STATED EXERCISE » Copy out the records precisely, omitting pictures.

LISTED ENTRIES »
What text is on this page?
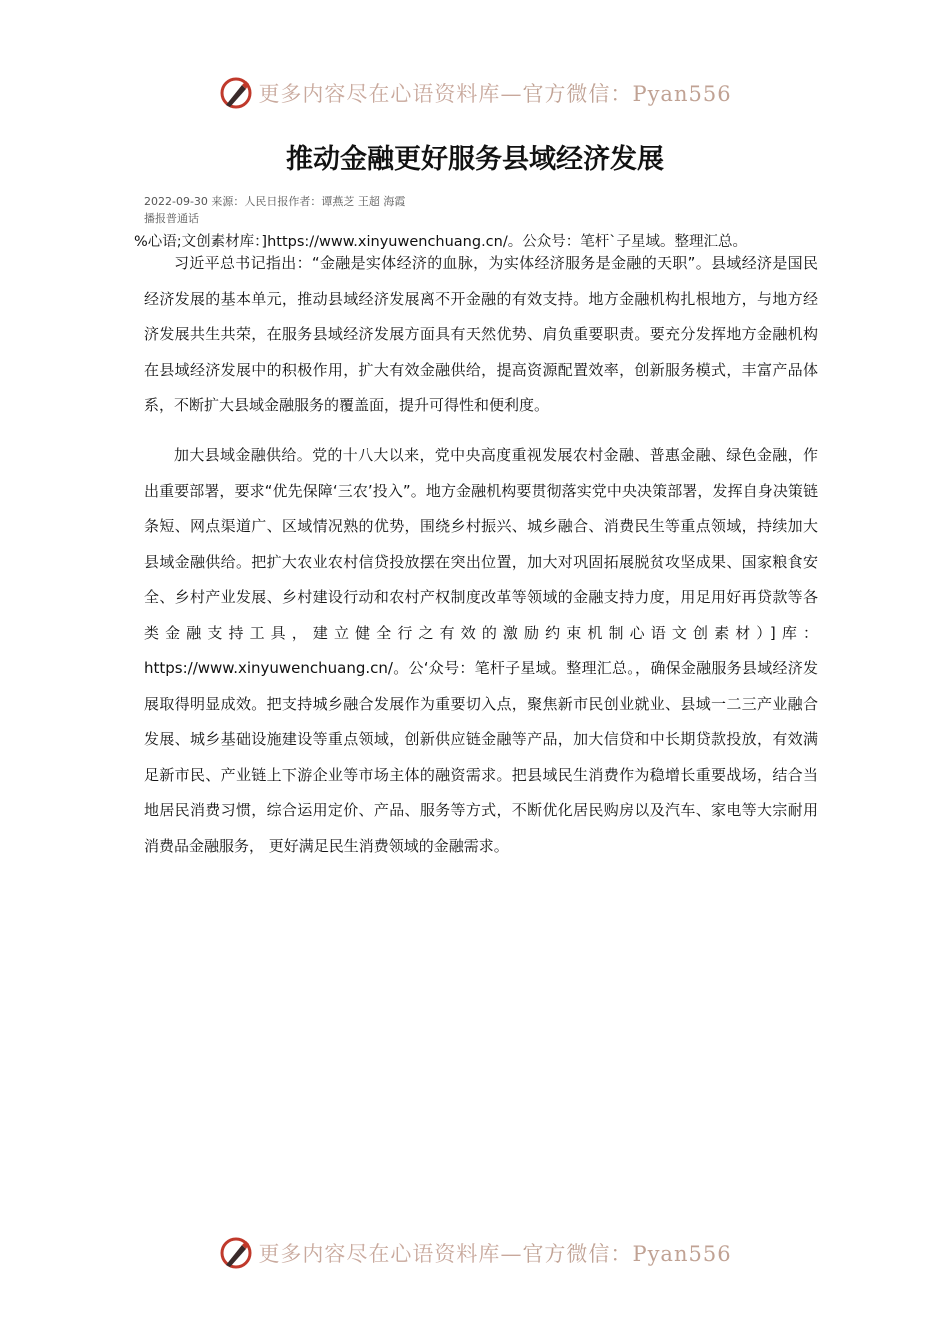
更多内容尽在心语资料库—官方微信：Pyan556
推动金融更好服务县域经济发展
2022-09-30 来源：人民日报作者：谭燕芝 王超 海霞
播报普通话
%心语;文创素材库：]https://www.xinyuwenchuang.cn/。公众号：笔杆`子星域。整理汇总。

习近平总书记指出：“金融是实体经济的血脉，为实体经济服务是金融的天职”。县域经济是国民经济发展的基本单元，推动县域经济发展离不开金融的有效支持。地方金融机构扎根地方，与地方经济发展共生共荣，在服务县域经济发展方面具有天然优势、肩负重要职责。要充分发挥地方金融机构在县域经济发展中的积极作用，扩大有效金融供给，提高资源配置效率，创新服务模式，丰富产品体系，不断扩大县域金融服务的覆盖面，提升可得性和便利度。

加大县域金融供给。党的十八大以来，党中央高度重视发展农村金融、普惠金融、绿色金融，作出重要部署，要求“优先保障‘三农’投入”。地方金融机构要贯彻落实党中央决策部署，发挥自身决策链条短、网点渠道广、区域情况熟的优势，围绕乡村振兴、城乡融合、消费民生等重点领域，持续加大县域金融供给。把扩大农业农村信贷投放摆在突出位置，加大对巩固拓展脱贫攻坚成果、国家粮食安全、乡村产业发展、乡村建设行动和农村产权制度改革等领域的金融支持力度，用足用好再贷款等各类金融支持工具，建立健全行之有效的激励约束机制心语文创素材）]库：https://www.xinyuwenchuang.cn/。公‘众号：笔杆子星域。整理汇总。，确保金融服务县域经济发展取得明显成效。把支持城乡融合发展作为重要切入点，聚焦新市民创业就业、县域一二三产业融合发展、城乡基础设施建设等重点领域，创新供应链金融等产品，加大信贷和中长期贷款投放，有效满足新市民、产业链上下游企业等市场主体的融资需求。把县域民生消费作为稳增长重要战场，结合当地居民消费习惯，综合运用定价、产品、服务等方式，不断优化居民购房以及汽车、家电等大宗耐用消费品金融服务， 更好满足民生消费领域的金融需求。

更多内容尽在心语资料库—官方微信：Pyan556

EXERCISE RESULT »
What text is on this page?
更多内容尽在心语资料库—官方微信：Pyan556
推动金融更好服务县域经济发展
2022-09-30 来源：人民日报作者：谭燕芝 王超 海霞
播报普通话
%心语;文创素材库：]https://www.xinyuwenchuang.cn/。公众号：笔杆`子星域。整理汇总。

习近平总书记指出：“金融是实体经济的血脉，为实体经济服务是金融的天职”。县域经济是国民经济发展的基本单元，推动县域经济发展离不开金融的有效支持。地方金融机构扎根地方，与地方经济发展共生共荣，在服务县域经济发展方面具有天然优势、肩负重要职责。要充分发挥地方金融机构在县域经济发展中的积极作用，扩大有效金融供给，提高资源配置效率，创新服务模式，丰富产品体系，不断扩大县域金融服务的覆盖面，提升可得性和便利度。

加大县域金融供给。党的十八大以来，党中央高度重视发展农村金融、普惠金融、绿色金融，作出重要部署，要求“优先保障‘三农’投入”。地方金融机构要贯彻落实党中央决策部署，发挥自身决策链条短、网点渠道广、区域情况熟的优势，围绕乡村振兴、城乡融合、消费民生等重点领域，持续加大县域金融供给。把扩大农业农村信贷投放摆在突出位置，加大对巩固拓展脱贫攻坚成果、国家粮食安全、乡村产业发展、乡村建设行动和农村产权制度改革等领域的金融支持力度，用足用好再贷款等各类金融支持工具，建立健全行之有效的激励约束机制心语文创素材）]库：https://www.xinyuwenchuang.cn/。公‘众号：笔杆子星域。整理汇总。，确保金融服务县域经济发展取得明显成效。把支持城乡融合发展作为重要切入点，聚焦新市民创业就业、县域一二三产业融合发展、城乡基础设施建设等重点领域，创新供应链金融等产品，加大信贷和中长期贷款投放，有效满足新市民、产业链上下游企业等市场主体的融资需求。把县域民生消费作为稳增长重要战场，结合当地居民消费习惯，综合运用定价、产品、服务等方式，不断优化居民购房以及汽车、家电等大宗耐用消费品金融服务， 更好满足民生消费领域的金融需求。

更多内容尽在心语资料库—官方微信：Pyan556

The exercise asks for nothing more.